[Saved entries]
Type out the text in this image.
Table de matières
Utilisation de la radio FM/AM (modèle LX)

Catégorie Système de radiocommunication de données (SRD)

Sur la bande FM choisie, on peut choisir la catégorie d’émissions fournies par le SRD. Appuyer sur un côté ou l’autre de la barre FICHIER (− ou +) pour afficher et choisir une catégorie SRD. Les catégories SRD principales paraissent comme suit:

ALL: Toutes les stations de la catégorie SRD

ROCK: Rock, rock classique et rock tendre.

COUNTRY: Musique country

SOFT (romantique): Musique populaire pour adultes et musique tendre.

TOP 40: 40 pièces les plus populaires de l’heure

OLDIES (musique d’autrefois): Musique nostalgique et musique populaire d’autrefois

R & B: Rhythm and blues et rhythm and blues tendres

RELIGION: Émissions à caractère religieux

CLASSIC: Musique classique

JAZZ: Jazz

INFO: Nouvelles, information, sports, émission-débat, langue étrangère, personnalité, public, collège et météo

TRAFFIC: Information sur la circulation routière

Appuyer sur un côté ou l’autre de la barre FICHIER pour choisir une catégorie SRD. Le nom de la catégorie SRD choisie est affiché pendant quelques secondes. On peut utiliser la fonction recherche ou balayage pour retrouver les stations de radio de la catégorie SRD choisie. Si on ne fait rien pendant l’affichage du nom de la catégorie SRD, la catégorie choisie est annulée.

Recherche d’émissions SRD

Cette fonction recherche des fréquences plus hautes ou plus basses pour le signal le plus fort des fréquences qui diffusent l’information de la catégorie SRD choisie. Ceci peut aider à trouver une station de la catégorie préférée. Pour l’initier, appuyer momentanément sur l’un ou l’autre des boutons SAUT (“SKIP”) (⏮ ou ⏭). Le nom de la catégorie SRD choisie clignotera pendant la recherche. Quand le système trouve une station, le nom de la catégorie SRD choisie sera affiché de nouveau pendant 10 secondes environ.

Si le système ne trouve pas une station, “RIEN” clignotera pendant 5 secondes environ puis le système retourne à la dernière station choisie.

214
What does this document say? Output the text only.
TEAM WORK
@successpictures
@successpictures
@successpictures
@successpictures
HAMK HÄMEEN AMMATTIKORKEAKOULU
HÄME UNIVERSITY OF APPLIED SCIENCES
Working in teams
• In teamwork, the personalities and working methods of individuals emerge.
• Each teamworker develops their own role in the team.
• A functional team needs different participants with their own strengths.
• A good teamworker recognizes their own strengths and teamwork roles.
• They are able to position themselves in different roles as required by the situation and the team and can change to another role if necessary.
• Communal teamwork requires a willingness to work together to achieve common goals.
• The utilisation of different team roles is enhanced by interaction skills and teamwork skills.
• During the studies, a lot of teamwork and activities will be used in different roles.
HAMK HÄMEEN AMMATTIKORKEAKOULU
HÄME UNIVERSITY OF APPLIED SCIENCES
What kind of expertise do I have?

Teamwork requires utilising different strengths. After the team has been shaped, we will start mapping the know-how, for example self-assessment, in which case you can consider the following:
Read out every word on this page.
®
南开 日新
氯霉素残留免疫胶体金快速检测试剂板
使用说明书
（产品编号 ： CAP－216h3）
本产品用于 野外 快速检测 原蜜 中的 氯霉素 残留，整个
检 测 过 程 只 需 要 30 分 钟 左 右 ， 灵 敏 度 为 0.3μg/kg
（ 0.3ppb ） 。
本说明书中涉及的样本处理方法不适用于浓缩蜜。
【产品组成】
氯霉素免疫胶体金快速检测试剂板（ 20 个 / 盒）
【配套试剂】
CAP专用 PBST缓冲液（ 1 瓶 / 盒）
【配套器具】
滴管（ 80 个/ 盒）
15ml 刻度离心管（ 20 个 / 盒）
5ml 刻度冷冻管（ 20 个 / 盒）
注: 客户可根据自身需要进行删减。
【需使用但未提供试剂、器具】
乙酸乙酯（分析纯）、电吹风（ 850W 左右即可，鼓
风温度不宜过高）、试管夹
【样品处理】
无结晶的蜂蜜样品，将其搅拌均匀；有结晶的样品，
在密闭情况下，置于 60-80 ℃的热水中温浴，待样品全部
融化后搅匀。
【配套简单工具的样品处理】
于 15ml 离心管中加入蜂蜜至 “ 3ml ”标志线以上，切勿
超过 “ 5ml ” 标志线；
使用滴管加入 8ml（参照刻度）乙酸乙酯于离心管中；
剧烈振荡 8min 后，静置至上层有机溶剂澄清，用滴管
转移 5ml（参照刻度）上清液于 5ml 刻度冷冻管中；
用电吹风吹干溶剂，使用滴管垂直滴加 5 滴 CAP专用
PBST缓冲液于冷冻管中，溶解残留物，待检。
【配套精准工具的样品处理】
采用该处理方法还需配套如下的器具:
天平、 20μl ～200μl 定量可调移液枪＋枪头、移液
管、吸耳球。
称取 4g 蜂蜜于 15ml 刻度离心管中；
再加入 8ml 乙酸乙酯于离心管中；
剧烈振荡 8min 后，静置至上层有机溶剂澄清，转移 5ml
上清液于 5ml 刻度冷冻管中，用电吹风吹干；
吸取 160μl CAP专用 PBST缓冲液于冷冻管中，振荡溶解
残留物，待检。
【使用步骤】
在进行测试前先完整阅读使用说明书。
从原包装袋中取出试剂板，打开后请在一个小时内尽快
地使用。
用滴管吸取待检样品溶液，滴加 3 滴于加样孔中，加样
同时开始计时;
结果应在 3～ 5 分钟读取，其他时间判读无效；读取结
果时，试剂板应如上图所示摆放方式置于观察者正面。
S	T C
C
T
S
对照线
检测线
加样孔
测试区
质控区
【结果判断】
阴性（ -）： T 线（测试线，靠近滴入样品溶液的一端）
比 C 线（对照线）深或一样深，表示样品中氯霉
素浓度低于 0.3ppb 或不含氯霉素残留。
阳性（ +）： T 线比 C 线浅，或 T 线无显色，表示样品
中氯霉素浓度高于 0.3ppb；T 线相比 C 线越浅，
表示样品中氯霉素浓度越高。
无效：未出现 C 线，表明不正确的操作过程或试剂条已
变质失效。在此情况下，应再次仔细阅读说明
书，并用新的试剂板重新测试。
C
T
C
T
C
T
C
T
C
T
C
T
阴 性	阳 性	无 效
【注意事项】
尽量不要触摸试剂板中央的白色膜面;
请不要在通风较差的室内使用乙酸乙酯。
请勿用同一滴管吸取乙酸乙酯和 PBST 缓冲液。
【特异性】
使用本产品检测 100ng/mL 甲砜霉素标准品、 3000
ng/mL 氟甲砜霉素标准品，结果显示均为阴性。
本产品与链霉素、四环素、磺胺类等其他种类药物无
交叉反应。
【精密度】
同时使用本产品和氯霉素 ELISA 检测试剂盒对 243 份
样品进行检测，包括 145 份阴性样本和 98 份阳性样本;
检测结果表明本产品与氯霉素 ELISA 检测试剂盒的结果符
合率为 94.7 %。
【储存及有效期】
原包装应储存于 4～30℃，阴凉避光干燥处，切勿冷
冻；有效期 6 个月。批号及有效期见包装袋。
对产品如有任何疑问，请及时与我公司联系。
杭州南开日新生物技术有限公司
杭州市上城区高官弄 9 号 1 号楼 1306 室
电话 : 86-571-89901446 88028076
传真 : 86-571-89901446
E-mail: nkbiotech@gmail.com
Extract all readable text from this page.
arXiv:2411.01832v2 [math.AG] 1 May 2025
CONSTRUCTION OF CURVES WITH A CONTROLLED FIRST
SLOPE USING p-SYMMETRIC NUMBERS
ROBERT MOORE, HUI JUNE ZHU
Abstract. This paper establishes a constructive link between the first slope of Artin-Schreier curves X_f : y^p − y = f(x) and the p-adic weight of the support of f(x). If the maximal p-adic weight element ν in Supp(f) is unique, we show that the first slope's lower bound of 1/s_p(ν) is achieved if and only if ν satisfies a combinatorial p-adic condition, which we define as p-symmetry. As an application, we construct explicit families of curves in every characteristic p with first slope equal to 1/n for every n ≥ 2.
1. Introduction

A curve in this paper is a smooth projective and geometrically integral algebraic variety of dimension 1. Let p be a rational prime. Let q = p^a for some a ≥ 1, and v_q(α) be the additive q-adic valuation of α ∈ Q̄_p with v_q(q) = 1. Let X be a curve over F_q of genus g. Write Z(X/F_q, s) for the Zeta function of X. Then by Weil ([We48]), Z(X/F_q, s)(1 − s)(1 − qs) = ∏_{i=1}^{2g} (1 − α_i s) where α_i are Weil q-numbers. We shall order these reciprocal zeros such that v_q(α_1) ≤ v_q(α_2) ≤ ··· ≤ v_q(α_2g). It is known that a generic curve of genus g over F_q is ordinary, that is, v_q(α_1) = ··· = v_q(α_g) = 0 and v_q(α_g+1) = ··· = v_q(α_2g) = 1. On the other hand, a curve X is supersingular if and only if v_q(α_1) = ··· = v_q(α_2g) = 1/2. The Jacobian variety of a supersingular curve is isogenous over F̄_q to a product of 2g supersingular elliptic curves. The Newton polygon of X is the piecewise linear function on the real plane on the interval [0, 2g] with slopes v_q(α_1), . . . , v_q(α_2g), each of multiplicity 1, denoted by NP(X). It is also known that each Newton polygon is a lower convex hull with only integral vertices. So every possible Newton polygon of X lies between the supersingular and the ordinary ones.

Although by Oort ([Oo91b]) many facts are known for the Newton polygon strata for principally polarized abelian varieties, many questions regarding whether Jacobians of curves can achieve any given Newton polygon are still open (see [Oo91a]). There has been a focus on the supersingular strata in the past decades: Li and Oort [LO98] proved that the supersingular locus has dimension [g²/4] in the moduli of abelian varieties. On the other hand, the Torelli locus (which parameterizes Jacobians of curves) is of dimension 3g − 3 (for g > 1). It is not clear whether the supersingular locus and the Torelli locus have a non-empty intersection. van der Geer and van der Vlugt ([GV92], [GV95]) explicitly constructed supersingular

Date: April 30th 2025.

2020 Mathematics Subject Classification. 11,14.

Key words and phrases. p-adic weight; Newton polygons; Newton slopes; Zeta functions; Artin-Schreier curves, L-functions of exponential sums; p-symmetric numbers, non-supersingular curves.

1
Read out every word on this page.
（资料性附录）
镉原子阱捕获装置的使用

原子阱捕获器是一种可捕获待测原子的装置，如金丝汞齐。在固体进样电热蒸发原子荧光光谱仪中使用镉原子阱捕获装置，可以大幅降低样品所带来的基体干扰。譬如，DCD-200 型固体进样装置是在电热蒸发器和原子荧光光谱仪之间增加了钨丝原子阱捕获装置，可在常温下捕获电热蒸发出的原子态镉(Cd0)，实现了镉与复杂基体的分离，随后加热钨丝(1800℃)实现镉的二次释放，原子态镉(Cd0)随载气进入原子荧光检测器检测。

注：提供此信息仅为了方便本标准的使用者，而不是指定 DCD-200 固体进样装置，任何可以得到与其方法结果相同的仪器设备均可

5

#### [AIM]
Copy each line in the data that holds the word "参照刻度".

#### [TASK ANSWER]
使用滴管加入 8ml（参照刻度）乙酸乙酯于离心管中；
转移 5ml（参照刻度）上清液于 5ml 刻度冷冻管中；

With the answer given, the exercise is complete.